**Stored data**.

########

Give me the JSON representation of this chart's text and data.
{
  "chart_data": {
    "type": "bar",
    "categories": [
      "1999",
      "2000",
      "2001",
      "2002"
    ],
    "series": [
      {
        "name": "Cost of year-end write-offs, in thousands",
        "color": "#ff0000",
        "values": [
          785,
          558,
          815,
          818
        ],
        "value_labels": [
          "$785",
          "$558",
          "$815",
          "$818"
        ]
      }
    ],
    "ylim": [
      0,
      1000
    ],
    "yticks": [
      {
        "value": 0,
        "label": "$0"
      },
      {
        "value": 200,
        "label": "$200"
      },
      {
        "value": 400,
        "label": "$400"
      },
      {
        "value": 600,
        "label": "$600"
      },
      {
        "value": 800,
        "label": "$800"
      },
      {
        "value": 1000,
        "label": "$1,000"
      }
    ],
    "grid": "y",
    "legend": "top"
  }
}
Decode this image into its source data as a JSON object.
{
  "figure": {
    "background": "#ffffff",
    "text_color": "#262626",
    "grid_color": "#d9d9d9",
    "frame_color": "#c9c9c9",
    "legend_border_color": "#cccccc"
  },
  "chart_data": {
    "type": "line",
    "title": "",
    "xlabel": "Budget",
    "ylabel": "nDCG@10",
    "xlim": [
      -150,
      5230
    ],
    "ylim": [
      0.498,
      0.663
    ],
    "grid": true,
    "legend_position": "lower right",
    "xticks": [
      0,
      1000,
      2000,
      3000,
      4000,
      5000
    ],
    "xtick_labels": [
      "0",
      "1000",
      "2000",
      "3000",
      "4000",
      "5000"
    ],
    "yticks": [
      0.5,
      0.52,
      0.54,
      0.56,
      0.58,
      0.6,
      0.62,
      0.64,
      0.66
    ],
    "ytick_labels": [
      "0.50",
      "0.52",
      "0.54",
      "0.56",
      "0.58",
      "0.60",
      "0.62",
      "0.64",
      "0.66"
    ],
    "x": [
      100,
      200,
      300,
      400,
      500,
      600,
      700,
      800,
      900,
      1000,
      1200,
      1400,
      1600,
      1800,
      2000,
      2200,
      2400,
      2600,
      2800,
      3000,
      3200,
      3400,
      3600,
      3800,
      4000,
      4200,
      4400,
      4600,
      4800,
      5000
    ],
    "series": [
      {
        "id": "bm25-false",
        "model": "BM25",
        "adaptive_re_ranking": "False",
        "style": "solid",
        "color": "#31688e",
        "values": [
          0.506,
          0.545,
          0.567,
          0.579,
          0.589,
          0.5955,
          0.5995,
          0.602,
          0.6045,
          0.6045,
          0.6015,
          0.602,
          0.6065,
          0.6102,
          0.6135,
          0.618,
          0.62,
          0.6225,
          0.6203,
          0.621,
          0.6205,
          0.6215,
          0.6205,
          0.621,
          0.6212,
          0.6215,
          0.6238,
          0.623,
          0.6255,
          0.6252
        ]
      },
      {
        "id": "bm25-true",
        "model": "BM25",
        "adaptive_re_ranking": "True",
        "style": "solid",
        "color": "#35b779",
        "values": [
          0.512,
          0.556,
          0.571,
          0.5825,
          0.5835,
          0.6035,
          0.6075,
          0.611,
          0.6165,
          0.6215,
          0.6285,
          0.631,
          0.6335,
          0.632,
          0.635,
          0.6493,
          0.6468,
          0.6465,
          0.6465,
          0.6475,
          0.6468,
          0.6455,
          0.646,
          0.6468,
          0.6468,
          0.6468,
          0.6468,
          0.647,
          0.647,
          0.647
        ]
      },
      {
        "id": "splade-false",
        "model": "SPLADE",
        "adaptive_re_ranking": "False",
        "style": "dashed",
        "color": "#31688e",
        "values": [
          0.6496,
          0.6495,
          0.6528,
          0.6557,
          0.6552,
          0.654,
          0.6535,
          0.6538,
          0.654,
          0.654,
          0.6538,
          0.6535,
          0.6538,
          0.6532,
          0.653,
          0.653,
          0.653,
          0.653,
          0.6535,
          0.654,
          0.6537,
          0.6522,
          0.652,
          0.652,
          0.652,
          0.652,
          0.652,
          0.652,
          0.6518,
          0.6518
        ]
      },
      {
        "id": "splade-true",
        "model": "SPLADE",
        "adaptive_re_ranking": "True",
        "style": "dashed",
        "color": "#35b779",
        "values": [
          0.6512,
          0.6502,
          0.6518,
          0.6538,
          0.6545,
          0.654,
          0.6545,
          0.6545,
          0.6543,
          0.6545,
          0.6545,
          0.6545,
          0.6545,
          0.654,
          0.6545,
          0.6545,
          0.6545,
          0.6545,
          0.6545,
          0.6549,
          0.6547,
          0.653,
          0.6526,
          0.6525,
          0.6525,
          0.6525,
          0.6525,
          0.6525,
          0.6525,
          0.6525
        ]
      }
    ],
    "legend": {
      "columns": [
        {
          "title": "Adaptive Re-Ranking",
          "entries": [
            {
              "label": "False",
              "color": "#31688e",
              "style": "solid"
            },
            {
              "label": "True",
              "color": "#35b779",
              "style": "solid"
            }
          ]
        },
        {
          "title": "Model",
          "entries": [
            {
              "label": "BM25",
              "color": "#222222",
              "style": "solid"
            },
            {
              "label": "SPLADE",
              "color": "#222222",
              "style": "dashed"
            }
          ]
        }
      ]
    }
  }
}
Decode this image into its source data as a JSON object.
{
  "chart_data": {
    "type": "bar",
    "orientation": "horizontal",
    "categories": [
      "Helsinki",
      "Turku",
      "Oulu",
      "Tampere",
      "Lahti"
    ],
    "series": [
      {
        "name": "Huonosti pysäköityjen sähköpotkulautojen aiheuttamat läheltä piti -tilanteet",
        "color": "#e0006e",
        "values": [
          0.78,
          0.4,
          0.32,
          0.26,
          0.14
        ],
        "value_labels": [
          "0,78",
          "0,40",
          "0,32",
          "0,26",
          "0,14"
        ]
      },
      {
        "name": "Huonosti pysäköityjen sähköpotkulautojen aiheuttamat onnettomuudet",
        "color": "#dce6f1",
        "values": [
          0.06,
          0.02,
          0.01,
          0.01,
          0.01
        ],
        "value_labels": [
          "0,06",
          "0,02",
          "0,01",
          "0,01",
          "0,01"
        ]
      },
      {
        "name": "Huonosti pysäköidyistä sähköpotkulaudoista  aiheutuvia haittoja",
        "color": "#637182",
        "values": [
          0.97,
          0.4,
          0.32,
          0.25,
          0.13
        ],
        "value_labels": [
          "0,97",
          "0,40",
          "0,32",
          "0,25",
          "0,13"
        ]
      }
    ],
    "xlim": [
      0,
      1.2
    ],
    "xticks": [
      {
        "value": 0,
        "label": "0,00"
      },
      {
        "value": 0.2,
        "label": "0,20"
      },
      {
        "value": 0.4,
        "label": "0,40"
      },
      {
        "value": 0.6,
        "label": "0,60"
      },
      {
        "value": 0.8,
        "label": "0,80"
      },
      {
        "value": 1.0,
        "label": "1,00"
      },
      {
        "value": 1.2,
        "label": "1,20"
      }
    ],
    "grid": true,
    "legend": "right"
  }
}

########

**What you are asked to do**. Go through the records and show every line with the string "pysäköityjen" in it.

**Answer to this task**.
        "name": "Huonosti pysäköityjen sähköpotkulautojen aiheuttamat läheltä piti -tilanteet",
        "name": "Huonosti pysäköityjen sähköpotkulautojen aiheuttamat onnettomuudet",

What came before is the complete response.